----- ENTRIES SUPPLIED

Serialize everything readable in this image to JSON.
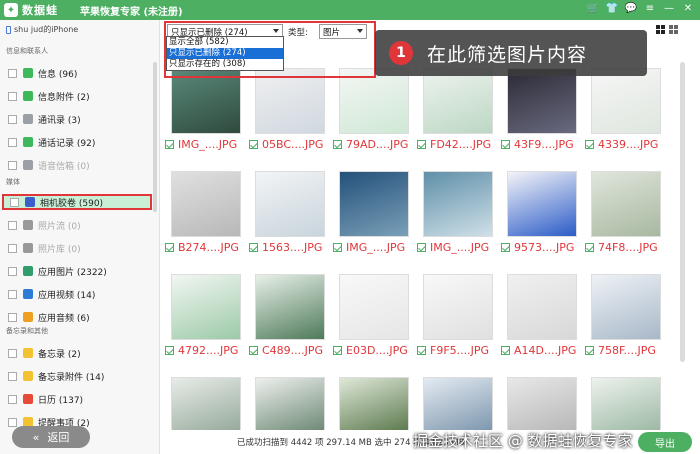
{
  "titlebar": {
    "brand": "数据蛙",
    "app_title": "苹果恢复专家 (未注册)",
    "icons": [
      "cart-icon",
      "shirt-icon",
      "chat-icon",
      "menu-icon",
      "minimize-icon",
      "close-icon"
    ]
  },
  "sidebar": {
    "device": "shu jud的iPhone",
    "section_messages": "信息和联系人",
    "section_media": "媒体",
    "section_notes": "备忘录和其他",
    "items_messages": [
      {
        "label": "信息 (96)",
        "color": "#3db85a",
        "disabled": false
      },
      {
        "label": "信息附件 (2)",
        "color": "#3db85a",
        "disabled": false
      },
      {
        "label": "通讯录 (3)",
        "color": "#9aa0a6",
        "disabled": false
      },
      {
        "label": "通话记录 (92)",
        "color": "#3db85a",
        "disabled": false
      },
      {
        "label": "语音信箱 (0)",
        "color": "#9aa0a6",
        "disabled": true
      }
    ],
    "items_media": [
      {
        "label": "相机胶卷 (590)",
        "color": "#3a5fcd",
        "selected": true
      },
      {
        "label": "照片流 (0)",
        "color": "#999999",
        "disabled": true
      },
      {
        "label": "照片库 (0)",
        "color": "#999999",
        "disabled": true
      },
      {
        "label": "应用图片 (2322)",
        "color": "#2f9e6a"
      },
      {
        "label": "应用视频 (14)",
        "color": "#2e7bd6"
      },
      {
        "label": "应用音频 (6)",
        "color": "#f0a020"
      }
    ],
    "items_notes": [
      {
        "label": "备忘录 (2)",
        "color": "#f2c230"
      },
      {
        "label": "备忘录附件 (14)",
        "color": "#f2c230"
      },
      {
        "label": "日历 (137)",
        "color": "#e84a3a"
      },
      {
        "label": "提醒事项 (2)",
        "color": "#f2c230"
      }
    ],
    "back_label": "返回"
  },
  "toolbar": {
    "filter_value": "只显示已删除 (274)",
    "type_label": "类型:",
    "type_value": "图片",
    "dropdown_options": [
      "显示全部 (582)",
      "只显示已删除 (274)",
      "只显示存在的 (308)"
    ],
    "dropdown_active_index": 1
  },
  "callout": {
    "number": "1",
    "text": "在此筛选图片内容"
  },
  "files": [
    "IMG_....JPG",
    "05BC....JPG",
    "79AD....JPG",
    "FD42....JPG",
    "43F9....JPG",
    "4339....JPG",
    "B274....JPG",
    "1563....JPG",
    "IMG_....JPG",
    "IMG_....JPG",
    "9573....JPG",
    "74F8....JPG",
    "4792....JPG",
    "C489....JPG",
    "E03D....JPG",
    "F9F5....JPG",
    "A14D....JPG",
    "758F....JPG",
    "",
    "",
    "",
    "",
    "",
    ""
  ],
  "status": {
    "text": "已成功扫描到 4442 项 297.14 MB  选中 274 项 43.23 MB",
    "watermark": "掘金技术社区 @ 数据蛙恢复专家",
    "export_label": "导出"
  },
  "colors": {
    "accent": "#4caf62",
    "highlight": "#e0363a",
    "selected_bg": "#c9f0d6",
    "dropdown_active": "#1a6fd6"
  }
}
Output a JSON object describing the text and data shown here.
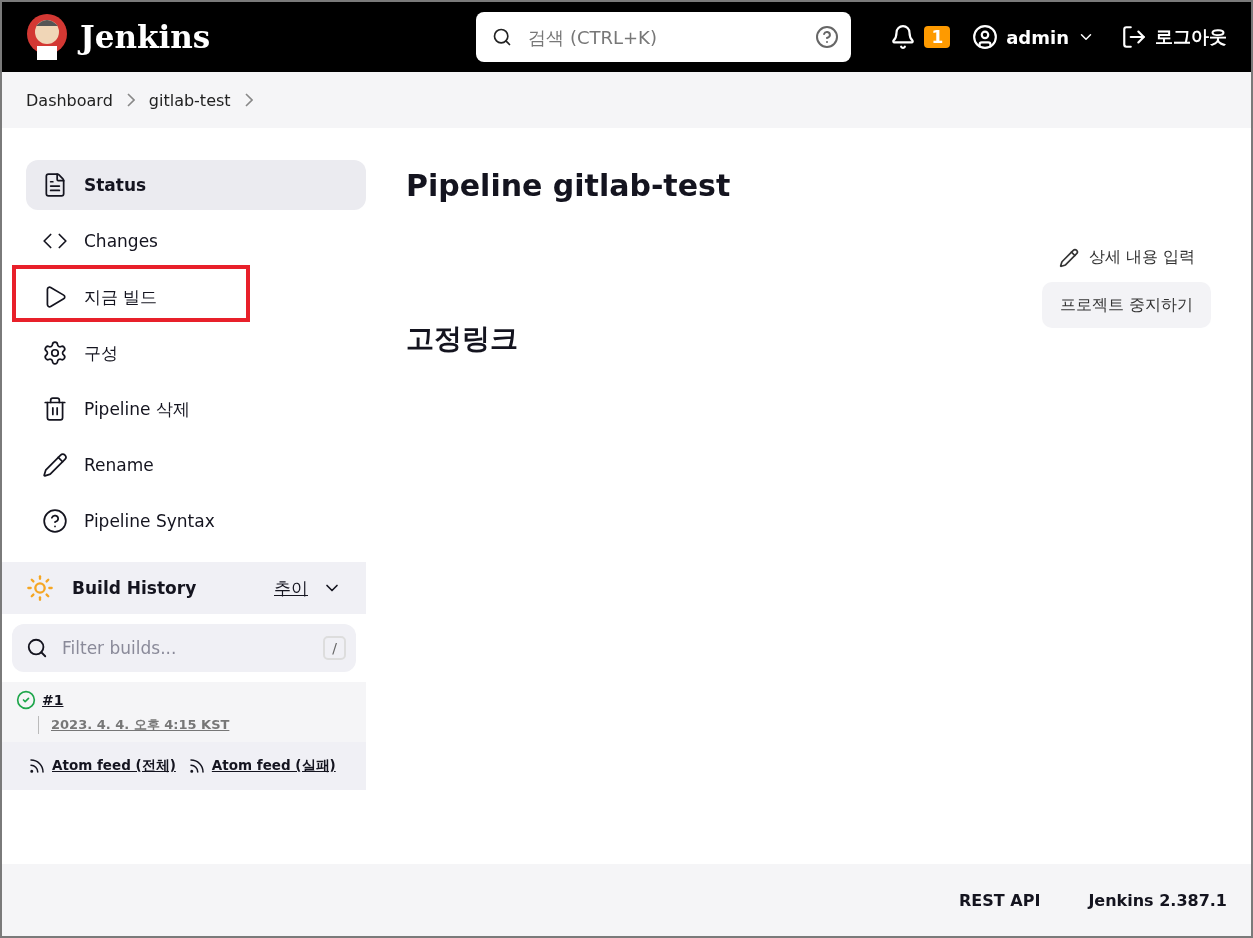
{
  "header": {
    "logo": "Jenkins",
    "search": {
      "placeholder": "검색 (CTRL+K)"
    },
    "notifications": "1",
    "user": "admin",
    "logout": "로그아웃"
  },
  "breadcrumbs": [
    "Dashboard",
    "gitlab-test"
  ],
  "sidebar": {
    "items": [
      {
        "label": "Status",
        "kind": "doc",
        "selected": true,
        "highlighted": false
      },
      {
        "label": "Changes",
        "kind": "code",
        "selected": false,
        "highlighted": false
      },
      {
        "label": "지금 빌드",
        "kind": "play",
        "selected": false,
        "highlighted": true
      },
      {
        "label": "구성",
        "kind": "gear",
        "selected": false,
        "highlighted": false
      },
      {
        "label": "Pipeline 삭제",
        "kind": "trash",
        "selected": false,
        "highlighted": false
      },
      {
        "label": "Rename",
        "kind": "pencil",
        "selected": false,
        "highlighted": false
      },
      {
        "label": "Pipeline Syntax",
        "kind": "help",
        "selected": false,
        "highlighted": false
      }
    ]
  },
  "build_history": {
    "title": "Build History",
    "trend": "추이",
    "filter": {
      "placeholder": "Filter builds...",
      "shortcut": "/"
    },
    "builds": [
      {
        "number": "#1",
        "date": "2023. 4. 4. 오후 4:15 KST",
        "kind": "success"
      }
    ],
    "feeds": [
      "Atom feed (전체)",
      "Atom feed (실패)"
    ]
  },
  "main": {
    "title": "Pipeline gitlab-test",
    "edit_description": "상세 내용 입력",
    "disable_button": "프로젝트 중지하기",
    "permalinks_title": "고정링크"
  },
  "footer": {
    "links": [
      "REST API",
      "Jenkins 2.387.1"
    ]
  }
}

----------

TASK TO CARRY OUT: Reproduce the whole listing word for word, setting aside any pictures.

COMPLETED TASK:
Serialize everything readable in this image to JSON.
{
  "titlebar": {
    "brand": "数据蛙",
    "app_title": "苹果恢复专家 (未注册)",
    "icons": [
      "cart-icon",
      "shirt-icon",
      "chat-icon",
      "menu-icon",
      "minimize-icon",
      "close-icon"
    ]
  },
  "sidebar": {
    "device": "shu jud的iPhone",
    "section_messages": "信息和联系人",
    "section_media": "媒体",
    "section_notes": "备忘录和其他",
    "items_messages": [
      {
        "label": "信息 (96)",
        "color": "#3db85a",
        "disabled": false
      },
      {
        "label": "信息附件 (2)",
        "color": "#3db85a",
        "disabled": false
      },
      {
        "label": "通讯录 (3)",
        "color": "#9aa0a6",
        "disabled": false
      },
      {
        "label": "通话记录 (92)",
        "color": "#3db85a",
        "disabled": false
      },
      {
        "label": "语音信箱 (0)",
        "color": "#9aa0a6",
        "disabled": true
      }
    ],
    "items_media": [
      {
        "label": "相机胶卷 (590)",
        "color": "#3a5fcd",
        "selected": true
      },
      {
        "label": "照片流 (0)",
        "color": "#999999",
        "disabled": true
      },
      {
        "label": "照片库 (0)",
        "color": "#999999",
        "disabled": true
      },
      {
        "label": "应用图片 (2322)",
        "color": "#2f9e6a"
      },
      {
        "label": "应用视频 (14)",
        "color": "#2e7bd6"
      },
      {
        "label": "应用音频 (6)",
        "color": "#f0a020"
      }
    ],
    "items_notes": [
      {
        "label": "备忘录 (2)",
        "color": "#f2c230"
      },
      {
        "label": "备忘录附件 (14)",
        "color": "#f2c230"
      },
      {
        "label": "日历 (137)",
        "color": "#e84a3a"
      },
      {
        "label": "提醒事项 (2)",
        "color": "#f2c230"
      }
    ],
    "back_label": "返回"
  },
  "toolbar": {
    "filter_value": "只显示已删除 (274)",
    "type_label": "类型:",
    "type_value": "图片",
    "dropdown_options": [
      "显示全部 (582)",
      "只显示已删除 (274)",
      "只显示存在的 (308)"
    ],
    "dropdown_active_index": 1
  },
  "callout": {
    "number": "1",
    "text": "在此筛选图片内容"
  },
  "files": [
    "IMG_....JPG",
    "05BC....JPG",
    "79AD....JPG",
    "FD42....JPG",
    "43F9....JPG",
    "4339....JPG",
    "B274....JPG",
    "1563....JPG",
    "IMG_....JPG",
    "IMG_....JPG",
    "9573....JPG",
    "74F8....JPG",
    "4792....JPG",
    "C489....JPG",
    "E03D....JPG",
    "F9F5....JPG",
    "A14D....JPG",
    "758F....JPG",
    "",
    "",
    "",
    "",
    "",
    ""
  ],
  "status": {
    "text": "已成功扫描到 4442 项 297.14 MB  选中 274 项 43.23 MB",
    "watermark": "掘金技术社区 @ 数据蛙恢复专家",
    "export_label": "导出"
  },
  "colors": {
    "accent": "#4caf62",
    "highlight": "#e0363a",
    "selected_bg": "#c9f0d6",
    "dropdown_active": "#1a6fd6"
  }
}
Output a JSON object describing the text and data shown here.
{
  "header": {
    "logo": "Jenkins",
    "search": {
      "placeholder": "검색 (CTRL+K)"
    },
    "notifications": "1",
    "user": "admin",
    "logout": "로그아웃"
  },
  "breadcrumbs": [
    "Dashboard",
    "gitlab-test"
  ],
  "sidebar": {
    "items": [
      {
        "label": "Status",
        "kind": "doc",
        "selected": true,
        "highlighted": false
      },
      {
        "label": "Changes",
        "kind": "code",
        "selected": false,
        "highlighted": false
      },
      {
        "label": "지금 빌드",
        "kind": "play",
        "selected": false,
        "highlighted": true
      },
      {
        "label": "구성",
        "kind": "gear",
        "selected": false,
        "highlighted": false
      },
      {
        "label": "Pipeline 삭제",
        "kind": "trash",
        "selected": false,
        "highlighted": false
      },
      {
        "label": "Rename",
        "kind": "pencil",
        "selected": false,
        "highlighted": false
      },
      {
        "label": "Pipeline Syntax",
        "kind": "help",
        "selected": false,
        "highlighted": false
      }
    ]
  },
  "build_history": {
    "title": "Build History",
    "trend": "추이",
    "filter": {
      "placeholder": "Filter builds...",
      "shortcut": "/"
    },
    "builds": [
      {
        "number": "#1",
        "date": "2023. 4. 4. 오후 4:15 KST",
        "kind": "success"
      }
    ],
    "feeds": [
      "Atom feed (전체)",
      "Atom feed (실패)"
    ]
  },
  "main": {
    "title": "Pipeline gitlab-test",
    "edit_description": "상세 내용 입력",
    "disable_button": "프로젝트 중지하기",
    "permalinks_title": "고정링크"
  },
  "footer": {
    "links": [
      "REST API",
      "Jenkins 2.387.1"
    ]
  }
}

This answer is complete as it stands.